What the task requires: Copy every entry word for word, but skip the pictures.

Exercise inputs:
━━━━━━
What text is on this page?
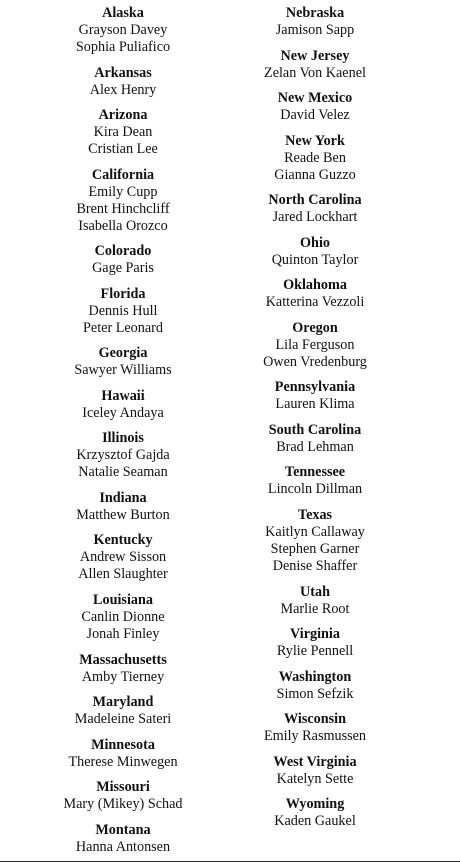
Alaska
Grayson Davey
Sophia Puliafico
Arkansas
Alex Henry
Arizona
Kira Dean
Cristian Lee
California
Emily Cupp
Brent Hinchcliff
Isabella Orozco
Colorado
Gage Paris
Florida
Dennis Hull
Peter Leonard
Georgia
Sawyer Williams
Hawaii
Iceley Andaya
Illinois
Krzysztof Gajda
Natalie Seaman
Indiana
Matthew Burton
Kentucky
Andrew Sisson
Allen Slaughter
Louisiana
Canlin Dionne
Jonah Finley
Massachusetts
Amby Tierney
Maryland
Madeleine Sateri
Minnesota
Therese Minwegen
Missouri
Mary (Mikey) Schad
Montana
Hanna Antonsen
Nebraska
Jamison Sapp
New Jersey
Zelan Von Kaenel
New Mexico
David Velez
New York
Reade Ben
Gianna Guzzo
North Carolina
Jared Lockhart
Ohio
Quinton Taylor
Oklahoma
Katterina Vezzoli
Oregon
Lila Ferguson
Owen Vredenburg
Pennsylvania
Lauren Klima
South Carolina
Brad Lehman
Tennessee
Lincoln Dillman
Texas
Kaitlyn Callaway
Stephen Garner
Denise Shaffer
Utah
Marlie Root
Virginia
Rylie Pennell
Washington
Simon Sefzik
Wisconsin
Emily Rasmussen
West Virginia
Katelyn Sette
Wyoming
Kaden Gaukel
━━━━━━
Written answer:
What text is on this page?
Alaska
Grayson Davey
Sophia Puliafico
Arkansas
Alex Henry
Arizona
Kira Dean
Cristian Lee
California
Emily Cupp
Brent Hinchcliff
Isabella Orozco
Colorado
Gage Paris
Florida
Dennis Hull
Peter Leonard
Georgia
Sawyer Williams
Hawaii
Iceley Andaya
Illinois
Krzysztof Gajda
Natalie Seaman
Indiana
Matthew Burton
Kentucky
Andrew Sisson
Allen Slaughter
Louisiana
Canlin Dionne
Jonah Finley
Massachusetts
Amby Tierney
Maryland
Madeleine Sateri
Minnesota
Therese Minwegen
Missouri
Mary (Mikey) Schad
Montana
Hanna Antonsen
Nebraska
Jamison Sapp
New Jersey
Zelan Von Kaenel
New Mexico
David Velez
New York
Reade Ben
Gianna Guzzo
North Carolina
Jared Lockhart
Ohio
Quinton Taylor
Oklahoma
Katterina Vezzoli
Oregon
Lila Ferguson
Owen Vredenburg
Pennsylvania
Lauren Klima
South Carolina
Brad Lehman
Tennessee
Lincoln Dillman
Texas
Kaitlyn Callaway
Stephen Garner
Denise Shaffer
Utah
Marlie Root
Virginia
Rylie Pennell
Washington
Simon Sefzik
Wisconsin
Emily Rasmussen
West Virginia
Katelyn Sette
Wyoming
Kaden Gaukel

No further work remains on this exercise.